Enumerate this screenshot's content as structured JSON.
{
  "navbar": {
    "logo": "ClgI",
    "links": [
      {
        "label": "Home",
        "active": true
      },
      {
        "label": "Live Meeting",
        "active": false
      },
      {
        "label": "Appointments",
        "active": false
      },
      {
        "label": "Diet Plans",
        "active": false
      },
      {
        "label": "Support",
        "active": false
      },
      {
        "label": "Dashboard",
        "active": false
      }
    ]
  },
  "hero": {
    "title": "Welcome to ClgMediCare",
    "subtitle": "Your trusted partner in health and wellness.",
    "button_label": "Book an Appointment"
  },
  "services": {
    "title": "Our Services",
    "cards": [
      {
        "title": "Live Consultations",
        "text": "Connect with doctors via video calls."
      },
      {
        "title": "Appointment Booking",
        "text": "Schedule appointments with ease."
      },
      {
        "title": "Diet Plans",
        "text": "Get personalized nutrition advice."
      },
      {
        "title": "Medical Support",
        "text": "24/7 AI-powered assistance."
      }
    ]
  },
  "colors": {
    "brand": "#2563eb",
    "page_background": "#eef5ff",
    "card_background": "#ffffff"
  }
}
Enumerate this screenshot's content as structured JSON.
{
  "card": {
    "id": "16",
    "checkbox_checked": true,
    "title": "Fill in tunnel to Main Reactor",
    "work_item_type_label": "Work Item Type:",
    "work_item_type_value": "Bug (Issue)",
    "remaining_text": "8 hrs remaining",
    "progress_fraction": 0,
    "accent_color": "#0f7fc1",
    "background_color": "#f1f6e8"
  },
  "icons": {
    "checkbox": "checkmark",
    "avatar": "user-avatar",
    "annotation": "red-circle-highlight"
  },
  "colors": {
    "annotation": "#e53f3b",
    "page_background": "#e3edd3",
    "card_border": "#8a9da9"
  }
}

________________

REQUIREMENT: Repeat each record exactly, leaving nothing out.

COMPLETE ANSWER:
Enumerate this screenshot's content as structured JSON.
{
  "navbar": {
    "logo": "ClgI",
    "links": [
      {
        "label": "Home",
        "active": true
      },
      {
        "label": "Live Meeting",
        "active": false
      },
      {
        "label": "Appointments",
        "active": false
      },
      {
        "label": "Diet Plans",
        "active": false
      },
      {
        "label": "Support",
        "active": false
      },
      {
        "label": "Dashboard",
        "active": false
      }
    ]
  },
  "hero": {
    "title": "Welcome to ClgMediCare",
    "subtitle": "Your trusted partner in health and wellness.",
    "button_label": "Book an Appointment"
  },
  "services": {
    "title": "Our Services",
    "cards": [
      {
        "title": "Live Consultations",
        "text": "Connect with doctors via video calls."
      },
      {
        "title": "Appointment Booking",
        "text": "Schedule appointments with ease."
      },
      {
        "title": "Diet Plans",
        "text": "Get personalized nutrition advice."
      },
      {
        "title": "Medical Support",
        "text": "24/7 AI-powered assistance."
      }
    ]
  },
  "colors": {
    "brand": "#2563eb",
    "page_background": "#eef5ff",
    "card_background": "#ffffff"
  }
}
Enumerate this screenshot's content as structured JSON.
{
  "card": {
    "id": "16",
    "checkbox_checked": true,
    "title": "Fill in tunnel to Main Reactor",
    "work_item_type_label": "Work Item Type:",
    "work_item_type_value": "Bug (Issue)",
    "remaining_text": "8 hrs remaining",
    "progress_fraction": 0,
    "accent_color": "#0f7fc1",
    "background_color": "#f1f6e8"
  },
  "icons": {
    "checkbox": "checkmark",
    "avatar": "user-avatar",
    "annotation": "red-circle-highlight"
  },
  "colors": {
    "annotation": "#e53f3b",
    "page_background": "#e3edd3",
    "card_border": "#8a9da9"
  }
}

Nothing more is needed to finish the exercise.